[start Material to process]

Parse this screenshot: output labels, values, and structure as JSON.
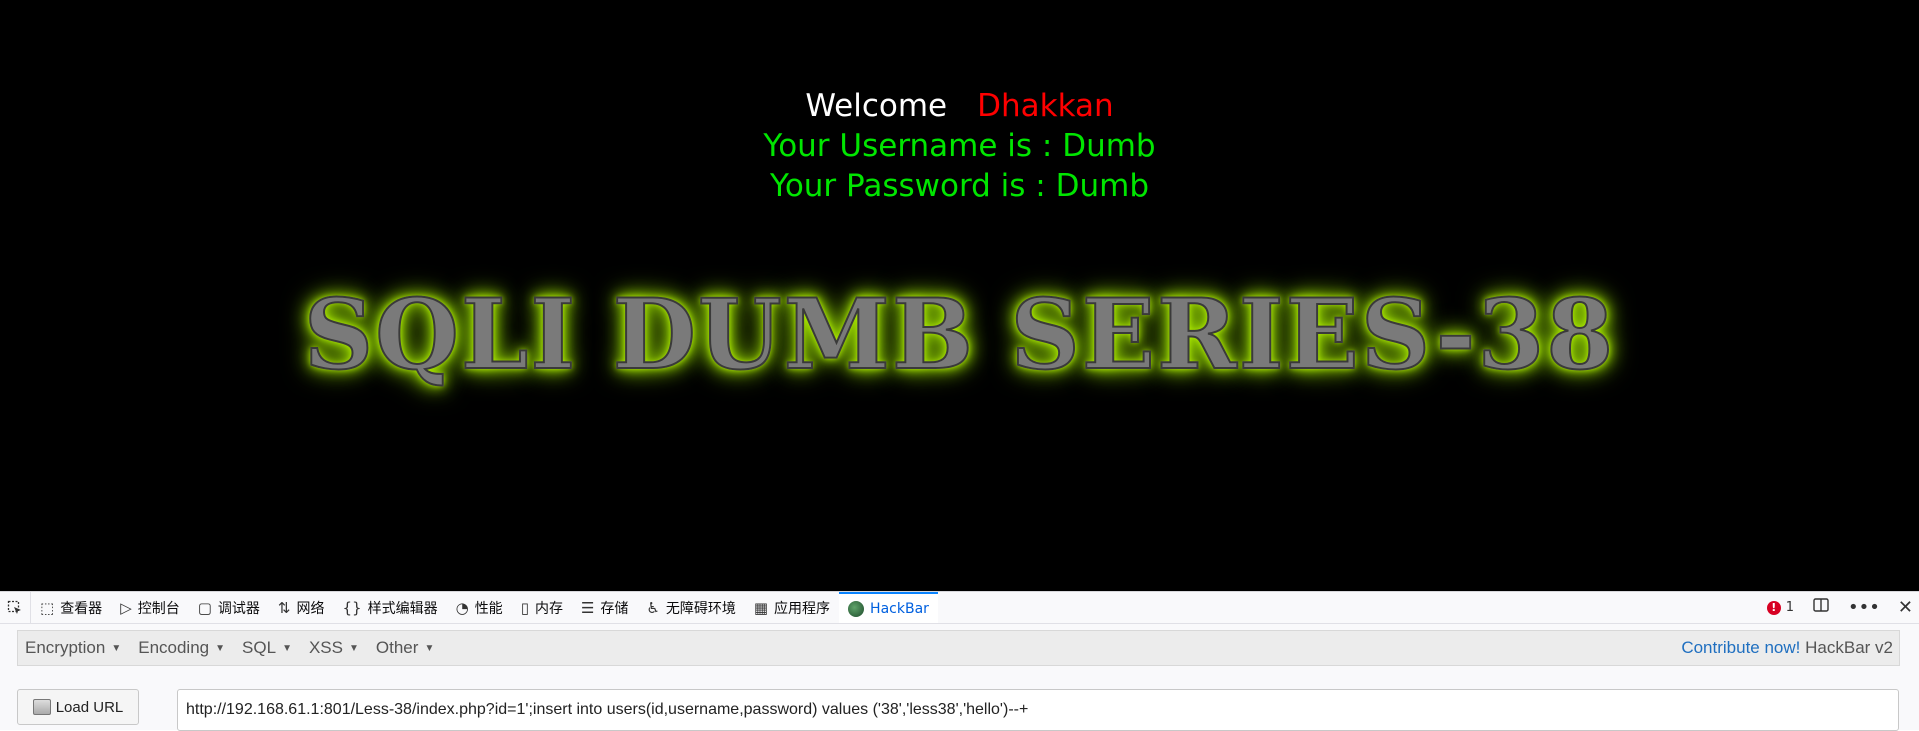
{
  "page": {
    "welcome_label": "Welcome",
    "welcome_name": "Dhakkan",
    "username_line": "Your Username is : Dumb",
    "password_line": "Your Password is : Dumb",
    "banner_title": "SQLI DUMB SERIES-38"
  },
  "devtools": {
    "tabs": [
      {
        "label": "查看器",
        "icon": "inspector-icon"
      },
      {
        "label": "控制台",
        "icon": "console-icon"
      },
      {
        "label": "调试器",
        "icon": "debugger-icon"
      },
      {
        "label": "网络",
        "icon": "network-icon"
      },
      {
        "label": "样式编辑器",
        "icon": "style-editor-icon"
      },
      {
        "label": "性能",
        "icon": "performance-icon"
      },
      {
        "label": "内存",
        "icon": "memory-icon"
      },
      {
        "label": "存储",
        "icon": "storage-icon"
      },
      {
        "label": "无障碍环境",
        "icon": "accessibility-icon"
      },
      {
        "label": "应用程序",
        "icon": "application-icon"
      },
      {
        "label": "HackBar",
        "icon": "hackbar-logo-icon"
      }
    ],
    "active_tab": "HackBar",
    "error_count": "1"
  },
  "hackbar": {
    "menus": [
      "Encryption",
      "Encoding",
      "SQL",
      "XSS",
      "Other"
    ],
    "contribute": "Contribute now!",
    "version": "HackBar v2",
    "load_url": "Load URL",
    "url_value": "http://192.168.61.1:801/Less-38/index.php?id=1';insert into users(id,username,password) values ('38','less38','hello')--+"
  },
  "colors": {
    "page_bg": "#000000",
    "welcome_text": "#ffffff",
    "name_text": "#ff0000",
    "info_text": "#00e600",
    "banner_glow": "#b7f000",
    "active_tab": "#0060df",
    "contribute_link": "#1f6fc0"
  }
}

[end Material to process]

● **Task to carry out**: Set the pictures aside and transcribe the data above exactly.

● **Output of the exercise**:
Parse this screenshot: output labels, values, and structure as JSON.
{
  "page": {
    "welcome_label": "Welcome",
    "welcome_name": "Dhakkan",
    "username_line": "Your Username is : Dumb",
    "password_line": "Your Password is : Dumb",
    "banner_title": "SQLI DUMB SERIES-38"
  },
  "devtools": {
    "tabs": [
      {
        "label": "查看器",
        "icon": "inspector-icon"
      },
      {
        "label": "控制台",
        "icon": "console-icon"
      },
      {
        "label": "调试器",
        "icon": "debugger-icon"
      },
      {
        "label": "网络",
        "icon": "network-icon"
      },
      {
        "label": "样式编辑器",
        "icon": "style-editor-icon"
      },
      {
        "label": "性能",
        "icon": "performance-icon"
      },
      {
        "label": "内存",
        "icon": "memory-icon"
      },
      {
        "label": "存储",
        "icon": "storage-icon"
      },
      {
        "label": "无障碍环境",
        "icon": "accessibility-icon"
      },
      {
        "label": "应用程序",
        "icon": "application-icon"
      },
      {
        "label": "HackBar",
        "icon": "hackbar-logo-icon"
      }
    ],
    "active_tab": "HackBar",
    "error_count": "1"
  },
  "hackbar": {
    "menus": [
      "Encryption",
      "Encoding",
      "SQL",
      "XSS",
      "Other"
    ],
    "contribute": "Contribute now!",
    "version": "HackBar v2",
    "load_url": "Load URL",
    "url_value": "http://192.168.61.1:801/Less-38/index.php?id=1';insert into users(id,username,password) values ('38','less38','hello')--+"
  },
  "colors": {
    "page_bg": "#000000",
    "welcome_text": "#ffffff",
    "name_text": "#ff0000",
    "info_text": "#00e600",
    "banner_glow": "#b7f000",
    "active_tab": "#0060df",
    "contribute_link": "#1f6fc0"
  }
}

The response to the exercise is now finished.